__DESCRIPTION OF THE TASK__
Reproduce all of the listing below without alteration.

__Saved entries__

--*--

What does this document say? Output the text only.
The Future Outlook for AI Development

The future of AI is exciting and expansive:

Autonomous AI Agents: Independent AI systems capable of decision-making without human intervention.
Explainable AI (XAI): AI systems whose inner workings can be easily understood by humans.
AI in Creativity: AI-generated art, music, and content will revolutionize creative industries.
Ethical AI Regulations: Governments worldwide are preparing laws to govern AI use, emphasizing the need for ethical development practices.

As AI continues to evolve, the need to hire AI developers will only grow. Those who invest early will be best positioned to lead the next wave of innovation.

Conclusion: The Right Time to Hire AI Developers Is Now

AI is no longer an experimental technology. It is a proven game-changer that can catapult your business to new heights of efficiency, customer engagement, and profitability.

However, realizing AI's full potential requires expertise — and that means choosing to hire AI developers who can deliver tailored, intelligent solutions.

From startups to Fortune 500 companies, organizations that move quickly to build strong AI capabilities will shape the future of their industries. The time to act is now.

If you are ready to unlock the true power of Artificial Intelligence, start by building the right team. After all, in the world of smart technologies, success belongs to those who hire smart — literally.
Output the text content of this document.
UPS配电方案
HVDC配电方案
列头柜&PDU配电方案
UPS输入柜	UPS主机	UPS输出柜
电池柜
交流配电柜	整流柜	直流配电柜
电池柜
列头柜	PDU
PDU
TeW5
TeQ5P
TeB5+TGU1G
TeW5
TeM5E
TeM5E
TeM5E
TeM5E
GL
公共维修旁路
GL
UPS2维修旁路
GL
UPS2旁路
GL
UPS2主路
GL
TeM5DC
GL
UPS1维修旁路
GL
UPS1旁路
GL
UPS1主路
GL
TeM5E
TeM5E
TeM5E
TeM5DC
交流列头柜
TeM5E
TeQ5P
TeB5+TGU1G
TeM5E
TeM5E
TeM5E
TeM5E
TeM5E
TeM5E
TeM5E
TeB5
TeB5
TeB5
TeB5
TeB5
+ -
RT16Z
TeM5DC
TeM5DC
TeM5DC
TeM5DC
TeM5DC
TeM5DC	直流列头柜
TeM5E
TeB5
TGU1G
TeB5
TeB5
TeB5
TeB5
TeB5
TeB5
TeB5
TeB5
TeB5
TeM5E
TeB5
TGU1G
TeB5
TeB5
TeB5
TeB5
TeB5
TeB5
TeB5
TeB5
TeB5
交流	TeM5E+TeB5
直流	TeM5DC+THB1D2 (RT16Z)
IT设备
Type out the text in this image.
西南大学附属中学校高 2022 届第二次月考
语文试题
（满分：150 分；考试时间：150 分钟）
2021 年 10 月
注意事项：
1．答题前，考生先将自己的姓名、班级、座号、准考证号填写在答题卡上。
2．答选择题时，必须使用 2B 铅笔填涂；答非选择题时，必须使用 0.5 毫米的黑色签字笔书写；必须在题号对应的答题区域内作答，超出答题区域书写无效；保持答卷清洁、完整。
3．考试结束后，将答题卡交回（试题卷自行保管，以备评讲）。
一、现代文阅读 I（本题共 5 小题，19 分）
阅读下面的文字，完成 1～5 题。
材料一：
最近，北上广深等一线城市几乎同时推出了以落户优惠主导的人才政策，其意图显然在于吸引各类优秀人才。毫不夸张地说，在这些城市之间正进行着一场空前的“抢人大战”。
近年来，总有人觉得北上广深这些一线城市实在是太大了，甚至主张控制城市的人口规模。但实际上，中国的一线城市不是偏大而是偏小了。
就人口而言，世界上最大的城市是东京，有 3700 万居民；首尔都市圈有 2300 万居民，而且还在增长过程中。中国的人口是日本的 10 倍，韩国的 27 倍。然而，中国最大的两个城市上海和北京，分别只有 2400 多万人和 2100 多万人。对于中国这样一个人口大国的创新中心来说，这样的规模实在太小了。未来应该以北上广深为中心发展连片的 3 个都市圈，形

--*--

__FULL RESPONSE__
What does this document say? Output the text only.
The Future Outlook for AI Development

The future of AI is exciting and expansive:

Autonomous AI Agents: Independent AI systems capable of decision-making without human intervention.
Explainable AI (XAI): AI systems whose inner workings can be easily understood by humans.
AI in Creativity: AI-generated art, music, and content will revolutionize creative industries.
Ethical AI Regulations: Governments worldwide are preparing laws to govern AI use, emphasizing the need for ethical development practices.

As AI continues to evolve, the need to hire AI developers will only grow. Those who invest early will be best positioned to lead the next wave of innovation.

Conclusion: The Right Time to Hire AI Developers Is Now

AI is no longer an experimental technology. It is a proven game-changer that can catapult your business to new heights of efficiency, customer engagement, and profitability.

However, realizing AI's full potential requires expertise — and that means choosing to hire AI developers who can deliver tailored, intelligent solutions.

From startups to Fortune 500 companies, organizations that move quickly to build strong AI capabilities will shape the future of their industries. The time to act is now.

If you are ready to unlock the true power of Artificial Intelligence, start by building the right team. After all, in the world of smart technologies, success belongs to those who hire smart — literally.
Output the text content of this document.
UPS配电方案
HVDC配电方案
列头柜&PDU配电方案
UPS输入柜	UPS主机	UPS输出柜
电池柜
交流配电柜	整流柜	直流配电柜
电池柜
列头柜	PDU
PDU
TeW5
TeQ5P
TeB5+TGU1G
TeW5
TeM5E
TeM5E
TeM5E
TeM5E
GL
公共维修旁路
GL
UPS2维修旁路
GL
UPS2旁路
GL
UPS2主路
GL
TeM5DC
GL
UPS1维修旁路
GL
UPS1旁路
GL
UPS1主路
GL
TeM5E
TeM5E
TeM5E
TeM5DC
交流列头柜
TeM5E
TeQ5P
TeB5+TGU1G
TeM5E
TeM5E
TeM5E
TeM5E
TeM5E
TeM5E
TeM5E
TeB5
TeB5
TeB5
TeB5
TeB5
+ -
RT16Z
TeM5DC
TeM5DC
TeM5DC
TeM5DC
TeM5DC
TeM5DC	直流列头柜
TeM5E
TeB5
TGU1G
TeB5
TeB5
TeB5
TeB5
TeB5
TeB5
TeB5
TeB5
TeB5
TeM5E
TeB5
TGU1G
TeB5
TeB5
TeB5
TeB5
TeB5
TeB5
TeB5
TeB5
TeB5
交流	TeM5E+TeB5
直流	TeM5DC+THB1D2 (RT16Z)
IT设备
Type out the text in this image.
西南大学附属中学校高 2022 届第二次月考
语文试题
（满分：150 分；考试时间：150 分钟）
2021 年 10 月
注意事项：
1．答题前，考生先将自己的姓名、班级、座号、准考证号填写在答题卡上。
2．答选择题时，必须使用 2B 铅笔填涂；答非选择题时，必须使用 0.5 毫米的黑色签字笔书写；必须在题号对应的答题区域内作答，超出答题区域书写无效；保持答卷清洁、完整。
3．考试结束后，将答题卡交回（试题卷自行保管，以备评讲）。
一、现代文阅读 I（本题共 5 小题，19 分）
阅读下面的文字，完成 1～5 题。
材料一：
最近，北上广深等一线城市几乎同时推出了以落户优惠主导的人才政策，其意图显然在于吸引各类优秀人才。毫不夸张地说，在这些城市之间正进行着一场空前的“抢人大战”。
近年来，总有人觉得北上广深这些一线城市实在是太大了，甚至主张控制城市的人口规模。但实际上，中国的一线城市不是偏大而是偏小了。
就人口而言，世界上最大的城市是东京，有 3700 万居民；首尔都市圈有 2300 万居民，而且还在增长过程中。中国的人口是日本的 10 倍，韩国的 27 倍。然而，中国最大的两个城市上海和北京，分别只有 2400 多万人和 2100 多万人。对于中国这样一个人口大国的创新中心来说，这样的规模实在太小了。未来应该以北上广深为中心发展连片的 3 个都市圈，形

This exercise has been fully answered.